A primeira exposição individual do artista no Museu Oscar Niemeyer (MON) vai pegar milhares no contrapé até novembro
Curiosidade, 2021, Barrão
Quase tão bons quanto
as obras do artista plástico Barrão são os nomes com que ele as batiza. Aliás,
como é triste ver no folheto de uma exposição um quadro “sem título”. Barrão
vai por outro caminho.
Escolhe ótimos
títulos para seus seres de cerâmicas coloridas, esculturas de resíduos pintadas
a tinta automotiva, e para suas aquarelas e instalações invulgares, que recebem
nomes como “Mufakaos”, “Soldado Kurosawa Figurante”, “Ninfas Derramadas” e
outros tantos.
O espectador fica procurando
a sutileza que moveu o artista, mas, quando percebe o conjunto completo da obra,
nota como a intenção de seu criador pode ter sido tanto insinuar ou converter quanto
até mesmo perverter o seu sentido, aplicando a ela uma mão a mais de informação
poética.
Tudo sempre, claro,
para confundir, pois Barrão é expoente daquela arte pop que rebentou nos anos
1980 feito um braço solar da new wave à brasileira, linda e cheia de
rock, videomakers e Chacrinha — arte que empurrou a ditadura para o abismo.

REGISTROS.
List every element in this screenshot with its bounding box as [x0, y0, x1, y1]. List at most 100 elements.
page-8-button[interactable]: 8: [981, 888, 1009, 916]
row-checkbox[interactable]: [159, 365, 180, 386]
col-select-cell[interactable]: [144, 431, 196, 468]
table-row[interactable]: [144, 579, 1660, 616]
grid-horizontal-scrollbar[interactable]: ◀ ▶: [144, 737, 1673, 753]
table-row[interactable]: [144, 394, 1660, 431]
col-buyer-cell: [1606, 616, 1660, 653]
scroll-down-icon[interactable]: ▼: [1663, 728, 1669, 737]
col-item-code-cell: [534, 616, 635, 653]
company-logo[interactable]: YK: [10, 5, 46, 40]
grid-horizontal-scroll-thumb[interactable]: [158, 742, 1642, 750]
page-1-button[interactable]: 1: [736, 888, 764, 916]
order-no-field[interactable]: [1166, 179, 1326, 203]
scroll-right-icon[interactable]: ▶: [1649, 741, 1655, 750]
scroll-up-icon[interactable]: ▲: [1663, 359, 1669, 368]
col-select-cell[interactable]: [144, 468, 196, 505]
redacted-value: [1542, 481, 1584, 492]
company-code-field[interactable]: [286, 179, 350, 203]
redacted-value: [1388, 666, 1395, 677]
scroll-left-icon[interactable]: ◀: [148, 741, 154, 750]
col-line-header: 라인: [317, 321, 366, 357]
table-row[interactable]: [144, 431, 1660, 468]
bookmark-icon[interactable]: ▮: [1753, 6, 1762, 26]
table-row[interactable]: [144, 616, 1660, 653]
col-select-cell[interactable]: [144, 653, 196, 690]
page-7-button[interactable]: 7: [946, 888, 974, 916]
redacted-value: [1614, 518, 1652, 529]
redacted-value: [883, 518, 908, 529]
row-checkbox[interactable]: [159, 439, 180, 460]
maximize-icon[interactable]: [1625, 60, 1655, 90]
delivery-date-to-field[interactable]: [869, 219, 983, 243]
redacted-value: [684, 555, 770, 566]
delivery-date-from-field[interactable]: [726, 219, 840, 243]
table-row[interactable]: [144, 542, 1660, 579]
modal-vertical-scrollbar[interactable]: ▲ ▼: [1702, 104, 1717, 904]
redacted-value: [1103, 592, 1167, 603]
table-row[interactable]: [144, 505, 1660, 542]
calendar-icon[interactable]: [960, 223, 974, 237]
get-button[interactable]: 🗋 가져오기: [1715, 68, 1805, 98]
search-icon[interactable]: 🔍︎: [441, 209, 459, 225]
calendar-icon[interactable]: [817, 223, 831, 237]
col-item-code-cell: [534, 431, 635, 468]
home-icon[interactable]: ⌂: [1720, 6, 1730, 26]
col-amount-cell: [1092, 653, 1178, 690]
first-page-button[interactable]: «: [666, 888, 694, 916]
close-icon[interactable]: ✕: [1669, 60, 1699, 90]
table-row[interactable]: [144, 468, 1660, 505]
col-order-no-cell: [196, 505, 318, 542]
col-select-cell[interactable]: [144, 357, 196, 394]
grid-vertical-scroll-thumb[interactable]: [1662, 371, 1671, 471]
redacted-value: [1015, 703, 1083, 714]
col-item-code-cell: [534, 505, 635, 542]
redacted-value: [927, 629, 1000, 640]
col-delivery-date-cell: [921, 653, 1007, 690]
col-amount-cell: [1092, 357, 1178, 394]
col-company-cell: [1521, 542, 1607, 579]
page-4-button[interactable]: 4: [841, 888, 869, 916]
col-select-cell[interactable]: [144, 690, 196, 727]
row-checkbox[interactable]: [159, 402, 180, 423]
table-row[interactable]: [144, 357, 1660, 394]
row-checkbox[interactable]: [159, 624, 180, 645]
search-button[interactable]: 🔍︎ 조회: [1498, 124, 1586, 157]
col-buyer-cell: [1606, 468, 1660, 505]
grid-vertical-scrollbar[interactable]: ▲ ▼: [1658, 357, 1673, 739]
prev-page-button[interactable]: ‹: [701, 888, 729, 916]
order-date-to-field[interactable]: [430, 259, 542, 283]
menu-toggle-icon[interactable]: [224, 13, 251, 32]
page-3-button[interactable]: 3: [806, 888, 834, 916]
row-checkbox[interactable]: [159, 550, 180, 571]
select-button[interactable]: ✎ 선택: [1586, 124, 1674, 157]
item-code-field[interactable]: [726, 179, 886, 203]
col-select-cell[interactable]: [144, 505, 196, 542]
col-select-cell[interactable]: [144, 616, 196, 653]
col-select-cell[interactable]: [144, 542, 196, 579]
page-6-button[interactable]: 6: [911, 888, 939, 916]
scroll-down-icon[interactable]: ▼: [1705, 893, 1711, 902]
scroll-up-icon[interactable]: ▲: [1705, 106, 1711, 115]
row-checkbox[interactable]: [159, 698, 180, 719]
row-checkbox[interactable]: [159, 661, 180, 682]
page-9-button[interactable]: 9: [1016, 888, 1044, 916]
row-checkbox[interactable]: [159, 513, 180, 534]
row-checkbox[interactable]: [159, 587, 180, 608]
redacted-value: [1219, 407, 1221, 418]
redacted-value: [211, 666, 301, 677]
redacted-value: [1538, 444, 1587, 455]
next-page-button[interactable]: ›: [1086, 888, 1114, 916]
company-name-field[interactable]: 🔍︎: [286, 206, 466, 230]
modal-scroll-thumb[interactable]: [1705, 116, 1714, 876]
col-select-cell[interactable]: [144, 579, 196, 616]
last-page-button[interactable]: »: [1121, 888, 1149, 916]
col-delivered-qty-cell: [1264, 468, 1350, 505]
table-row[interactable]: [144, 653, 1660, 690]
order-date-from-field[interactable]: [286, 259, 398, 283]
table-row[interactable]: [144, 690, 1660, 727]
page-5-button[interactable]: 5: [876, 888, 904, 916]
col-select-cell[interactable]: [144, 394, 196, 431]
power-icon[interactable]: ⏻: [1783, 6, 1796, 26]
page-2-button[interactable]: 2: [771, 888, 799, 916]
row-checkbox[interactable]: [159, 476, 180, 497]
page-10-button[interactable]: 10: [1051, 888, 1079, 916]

TAREFAS DO EXERCÍCIO.
(a) Em que museu acontece a primeira exposição individual de Barrão, segundo o trecho?
(b) Liste todos os nomes de obras que o trecho cita entre aspas como exemplos dos títulos escolhidos por Barrão.
(c) Transcreva do trecho a parte que começa em "Escolhe ótimos" e segue até "para o abismo.".
Os registros não têm relação alguma com o trecho.

RESPOSTAS.
(a) No Museu Oscar Niemeyer (MON).

(b)
- Mufakaos
- Soldado Kurosawa Figurante
- Ninfas Derramadas

(c)
Escolhe ótimos
títulos para seus seres de cerâmicas coloridas, esculturas de resíduos pintadas
a tinta automotiva, e para suas aquarelas e instalações invulgares, que recebem
nomes como “Mufakaos”, “Soldado Kurosawa Figurante”, “Ninfas Derramadas” e
outros tantos.
O espectador fica procurando
a sutileza que moveu o artista, mas, quando percebe o conjunto completo da obra,
nota como a intenção de seu criador pode ter sido tanto insinuar ou converter quanto
até mesmo perverter o seu sentido, aplicando a ela uma mão a mais de informação
poética.
Tudo sempre, claro,
para confundir, pois Barrão é expoente daquela arte pop que rebentou nos anos
1980 feito um braço solar da new wave à brasileira, linda e cheia de
rock, videomakers e Chacrinha — arte que empurrou a ditadura para o abismo.